What is asked: Copy each line of the listing below exactly.

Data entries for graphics
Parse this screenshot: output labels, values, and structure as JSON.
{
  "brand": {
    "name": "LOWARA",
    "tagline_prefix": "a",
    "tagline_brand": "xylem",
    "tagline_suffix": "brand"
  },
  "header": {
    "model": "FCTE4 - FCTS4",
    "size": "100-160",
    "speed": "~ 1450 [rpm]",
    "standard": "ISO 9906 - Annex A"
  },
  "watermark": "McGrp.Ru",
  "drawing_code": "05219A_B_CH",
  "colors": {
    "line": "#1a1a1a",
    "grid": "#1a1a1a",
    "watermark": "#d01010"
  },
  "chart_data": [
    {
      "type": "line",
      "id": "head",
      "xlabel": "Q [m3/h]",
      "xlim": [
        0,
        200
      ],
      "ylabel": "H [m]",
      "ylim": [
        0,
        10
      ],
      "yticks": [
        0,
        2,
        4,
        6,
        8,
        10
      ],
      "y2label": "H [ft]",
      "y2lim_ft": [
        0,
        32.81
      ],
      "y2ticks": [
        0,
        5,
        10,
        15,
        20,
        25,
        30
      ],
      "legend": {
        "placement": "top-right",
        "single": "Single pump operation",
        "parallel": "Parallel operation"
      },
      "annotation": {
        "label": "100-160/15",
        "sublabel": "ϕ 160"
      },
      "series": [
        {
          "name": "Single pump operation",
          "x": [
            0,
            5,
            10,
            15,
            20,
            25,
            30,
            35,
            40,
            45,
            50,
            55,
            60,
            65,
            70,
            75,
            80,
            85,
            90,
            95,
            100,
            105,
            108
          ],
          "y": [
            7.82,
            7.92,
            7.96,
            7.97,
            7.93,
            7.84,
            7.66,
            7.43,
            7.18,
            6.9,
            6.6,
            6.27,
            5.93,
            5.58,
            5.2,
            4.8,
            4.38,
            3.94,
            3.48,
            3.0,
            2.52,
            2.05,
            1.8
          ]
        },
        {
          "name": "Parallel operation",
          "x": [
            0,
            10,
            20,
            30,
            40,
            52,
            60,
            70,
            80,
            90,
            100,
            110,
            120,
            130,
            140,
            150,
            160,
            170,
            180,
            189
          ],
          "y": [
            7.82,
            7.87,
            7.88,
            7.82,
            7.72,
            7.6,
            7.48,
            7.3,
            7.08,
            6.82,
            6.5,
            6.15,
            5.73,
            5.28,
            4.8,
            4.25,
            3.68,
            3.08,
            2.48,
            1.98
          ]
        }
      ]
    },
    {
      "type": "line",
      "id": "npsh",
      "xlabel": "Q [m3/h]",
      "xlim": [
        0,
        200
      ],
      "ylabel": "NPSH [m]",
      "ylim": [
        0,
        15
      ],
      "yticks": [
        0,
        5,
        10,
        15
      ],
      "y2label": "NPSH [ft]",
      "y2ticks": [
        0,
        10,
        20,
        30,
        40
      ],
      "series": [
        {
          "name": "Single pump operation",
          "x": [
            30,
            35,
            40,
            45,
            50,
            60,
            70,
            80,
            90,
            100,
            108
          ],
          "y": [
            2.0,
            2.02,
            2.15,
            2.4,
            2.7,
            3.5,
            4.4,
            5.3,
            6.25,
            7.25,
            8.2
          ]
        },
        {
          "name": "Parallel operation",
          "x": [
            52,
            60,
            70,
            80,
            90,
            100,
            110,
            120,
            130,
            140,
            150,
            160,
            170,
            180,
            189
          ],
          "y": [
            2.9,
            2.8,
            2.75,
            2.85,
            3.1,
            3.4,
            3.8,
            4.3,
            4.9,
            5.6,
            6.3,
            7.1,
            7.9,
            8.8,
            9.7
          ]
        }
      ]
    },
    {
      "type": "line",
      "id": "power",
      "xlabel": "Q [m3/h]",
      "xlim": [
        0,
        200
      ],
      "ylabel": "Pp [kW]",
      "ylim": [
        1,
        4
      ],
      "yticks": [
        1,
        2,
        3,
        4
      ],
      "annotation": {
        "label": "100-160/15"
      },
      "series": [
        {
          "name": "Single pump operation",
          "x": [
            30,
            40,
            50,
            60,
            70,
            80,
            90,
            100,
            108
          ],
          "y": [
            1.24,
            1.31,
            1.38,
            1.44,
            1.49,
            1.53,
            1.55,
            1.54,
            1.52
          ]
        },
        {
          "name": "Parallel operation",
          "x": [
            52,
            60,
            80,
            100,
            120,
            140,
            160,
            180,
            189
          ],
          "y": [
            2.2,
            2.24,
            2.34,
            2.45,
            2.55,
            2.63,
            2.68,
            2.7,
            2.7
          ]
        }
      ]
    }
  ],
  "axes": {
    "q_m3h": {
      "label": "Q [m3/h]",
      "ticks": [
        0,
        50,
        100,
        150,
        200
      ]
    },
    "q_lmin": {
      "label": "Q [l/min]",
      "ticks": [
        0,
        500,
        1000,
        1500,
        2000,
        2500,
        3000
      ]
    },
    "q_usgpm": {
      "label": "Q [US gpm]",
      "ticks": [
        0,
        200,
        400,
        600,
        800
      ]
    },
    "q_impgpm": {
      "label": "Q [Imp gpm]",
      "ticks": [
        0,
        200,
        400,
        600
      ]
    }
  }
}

Full output:
Parse this screenshot: output labels, values, and structure as JSON.
{
  "brand": {
    "name": "LOWARA",
    "tagline_prefix": "a",
    "tagline_brand": "xylem",
    "tagline_suffix": "brand"
  },
  "header": {
    "model": "FCTE4 - FCTS4",
    "size": "100-160",
    "speed": "~ 1450 [rpm]",
    "standard": "ISO 9906 - Annex A"
  },
  "watermark": "McGrp.Ru",
  "drawing_code": "05219A_B_CH",
  "colors": {
    "line": "#1a1a1a",
    "grid": "#1a1a1a",
    "watermark": "#d01010"
  },
  "chart_data": [
    {
      "type": "line",
      "id": "head",
      "xlabel": "Q [m3/h]",
      "xlim": [
        0,
        200
      ],
      "ylabel": "H [m]",
      "ylim": [
        0,
        10
      ],
      "yticks": [
        0,
        2,
        4,
        6,
        8,
        10
      ],
      "y2label": "H [ft]",
      "y2lim_ft": [
        0,
        32.81
      ],
      "y2ticks": [
        0,
        5,
        10,
        15,
        20,
        25,
        30
      ],
      "legend": {
        "placement": "top-right",
        "single": "Single pump operation",
        "parallel": "Parallel operation"
      },
      "annotation": {
        "label": "100-160/15",
        "sublabel": "ϕ 160"
      },
      "series": [
        {
          "name": "Single pump operation",
          "x": [
            0,
            5,
            10,
            15,
            20,
            25,
            30,
            35,
            40,
            45,
            50,
            55,
            60,
            65,
            70,
            75,
            80,
            85,
            90,
            95,
            100,
            105,
            108
          ],
          "y": [
            7.82,
            7.92,
            7.96,
            7.97,
            7.93,
            7.84,
            7.66,
            7.43,
            7.18,
            6.9,
            6.6,
            6.27,
            5.93,
            5.58,
            5.2,
            4.8,
            4.38,
            3.94,
            3.48,
            3.0,
            2.52,
            2.05,
            1.8
          ]
        },
        {
          "name": "Parallel operation",
          "x": [
            0,
            10,
            20,
            30,
            40,
            52,
            60,
            70,
            80,
            90,
            100,
            110,
            120,
            130,
            140,
            150,
            160,
            170,
            180,
            189
          ],
          "y": [
            7.82,
            7.87,
            7.88,
            7.82,
            7.72,
            7.6,
            7.48,
            7.3,
            7.08,
            6.82,
            6.5,
            6.15,
            5.73,
            5.28,
            4.8,
            4.25,
            3.68,
            3.08,
            2.48,
            1.98
          ]
        }
      ]
    },
    {
      "type": "line",
      "id": "npsh",
      "xlabel": "Q [m3/h]",
      "xlim": [
        0,
        200
      ],
      "ylabel": "NPSH [m]",
      "ylim": [
        0,
        15
      ],
      "yticks": [
        0,
        5,
        10,
        15
      ],
      "y2label": "NPSH [ft]",
      "y2ticks": [
        0,
        10,
        20,
        30,
        40
      ],
      "series": [
        {
          "name": "Single pump operation",
          "x": [
            30,
            35,
            40,
            45,
            50,
            60,
            70,
            80,
            90,
            100,
            108
          ],
          "y": [
            2.0,
            2.02,
            2.15,
            2.4,
            2.7,
            3.5,
            4.4,
            5.3,
            6.25,
            7.25,
            8.2
          ]
        },
        {
          "name": "Parallel operation",
          "x": [
            52,
            60,
            70,
            80,
            90,
            100,
            110,
            120,
            130,
            140,
            150,
            160,
            170,
            180,
            189
          ],
          "y": [
            2.9,
            2.8,
            2.75,
            2.85,
            3.1,
            3.4,
            3.8,
            4.3,
            4.9,
            5.6,
            6.3,
            7.1,
            7.9,
            8.8,
            9.7
          ]
        }
      ]
    },
    {
      "type": "line",
      "id": "power",
      "xlabel": "Q [m3/h]",
      "xlim": [
        0,
        200
      ],
      "ylabel": "Pp [kW]",
      "ylim": [
        1,
        4
      ],
      "yticks": [
        1,
        2,
        3,
        4
      ],
      "annotation": {
        "label": "100-160/15"
      },
      "series": [
        {
          "name": "Single pump operation",
          "x": [
            30,
            40,
            50,
            60,
            70,
            80,
            90,
            100,
            108
          ],
          "y": [
            1.24,
            1.31,
            1.38,
            1.44,
            1.49,
            1.53,
            1.55,
            1.54,
            1.52
          ]
        },
        {
          "name": "Parallel operation",
          "x": [
            52,
            60,
            80,
            100,
            120,
            140,
            160,
            180,
            189
          ],
          "y": [
            2.2,
            2.24,
            2.34,
            2.45,
            2.55,
            2.63,
            2.68,
            2.7,
            2.7
          ]
        }
      ]
    }
  ],
  "axes": {
    "q_m3h": {
      "label": "Q [m3/h]",
      "ticks": [
        0,
        50,
        100,
        150,
        200
      ]
    },
    "q_lmin": {
      "label": "Q [l/min]",
      "ticks": [
        0,
        500,
        1000,
        1500,
        2000,
        2500,
        3000
      ]
    },
    "q_usgpm": {
      "label": "Q [US gpm]",
      "ticks": [
        0,
        200,
        400,
        600,
        800
      ]
    },
    "q_impgpm": {
      "label": "Q [Imp gpm]",
      "ticks": [
        0,
        200,
        400,
        600
      ]
    }
  }
}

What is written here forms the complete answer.